REQUIRED WORK
Your task is to give the data again, exactly, with every line intact.

SUPPLIED DATA
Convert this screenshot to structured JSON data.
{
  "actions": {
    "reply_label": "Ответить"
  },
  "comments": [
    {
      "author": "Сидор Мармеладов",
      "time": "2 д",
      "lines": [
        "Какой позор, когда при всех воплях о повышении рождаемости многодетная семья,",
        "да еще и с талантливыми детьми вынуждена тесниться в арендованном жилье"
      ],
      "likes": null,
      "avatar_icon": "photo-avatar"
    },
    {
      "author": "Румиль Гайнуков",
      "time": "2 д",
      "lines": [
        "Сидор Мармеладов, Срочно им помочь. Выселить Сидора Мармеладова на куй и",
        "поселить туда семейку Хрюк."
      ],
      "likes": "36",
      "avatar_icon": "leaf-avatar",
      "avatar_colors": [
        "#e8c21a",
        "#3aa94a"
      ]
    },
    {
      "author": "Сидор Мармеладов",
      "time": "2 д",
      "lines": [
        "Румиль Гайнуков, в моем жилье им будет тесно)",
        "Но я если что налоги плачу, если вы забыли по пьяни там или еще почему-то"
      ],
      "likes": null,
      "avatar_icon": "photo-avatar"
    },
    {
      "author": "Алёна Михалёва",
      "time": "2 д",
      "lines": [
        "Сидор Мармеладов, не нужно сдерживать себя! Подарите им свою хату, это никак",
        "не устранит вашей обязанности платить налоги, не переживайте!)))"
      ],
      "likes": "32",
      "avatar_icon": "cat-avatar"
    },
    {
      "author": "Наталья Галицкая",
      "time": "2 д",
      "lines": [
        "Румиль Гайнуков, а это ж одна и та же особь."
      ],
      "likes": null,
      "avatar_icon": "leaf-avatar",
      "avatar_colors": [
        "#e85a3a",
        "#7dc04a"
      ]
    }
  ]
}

ANSWER BELOW
Convert this screenshot to structured JSON data.
{
  "actions": {
    "reply_label": "Ответить"
  },
  "comments": [
    {
      "author": "Сидор Мармеладов",
      "time": "2 д",
      "lines": [
        "Какой позор, когда при всех воплях о повышении рождаемости многодетная семья,",
        "да еще и с талантливыми детьми вынуждена тесниться в арендованном жилье"
      ],
      "likes": null,
      "avatar_icon": "photo-avatar"
    },
    {
      "author": "Румиль Гайнуков",
      "time": "2 д",
      "lines": [
        "Сидор Мармеладов, Срочно им помочь. Выселить Сидора Мармеладова на куй и",
        "поселить туда семейку Хрюк."
      ],
      "likes": "36",
      "avatar_icon": "leaf-avatar",
      "avatar_colors": [
        "#e8c21a",
        "#3aa94a"
      ]
    },
    {
      "author": "Сидор Мармеладов",
      "time": "2 д",
      "lines": [
        "Румиль Гайнуков, в моем жилье им будет тесно)",
        "Но я если что налоги плачу, если вы забыли по пьяни там или еще почему-то"
      ],
      "likes": null,
      "avatar_icon": "photo-avatar"
    },
    {
      "author": "Алёна Михалёва",
      "time": "2 д",
      "lines": [
        "Сидор Мармеладов, не нужно сдерживать себя! Подарите им свою хату, это никак",
        "не устранит вашей обязанности платить налоги, не переживайте!)))"
      ],
      "likes": "32",
      "avatar_icon": "cat-avatar"
    },
    {
      "author": "Наталья Галицкая",
      "time": "2 д",
      "lines": [
        "Румиль Гайнуков, а это ж одна и та же особь."
      ],
      "likes": null,
      "avatar_icon": "leaf-avatar",
      "avatar_colors": [
        "#e85a3a",
        "#7dc04a"
      ]
    }
  ]
}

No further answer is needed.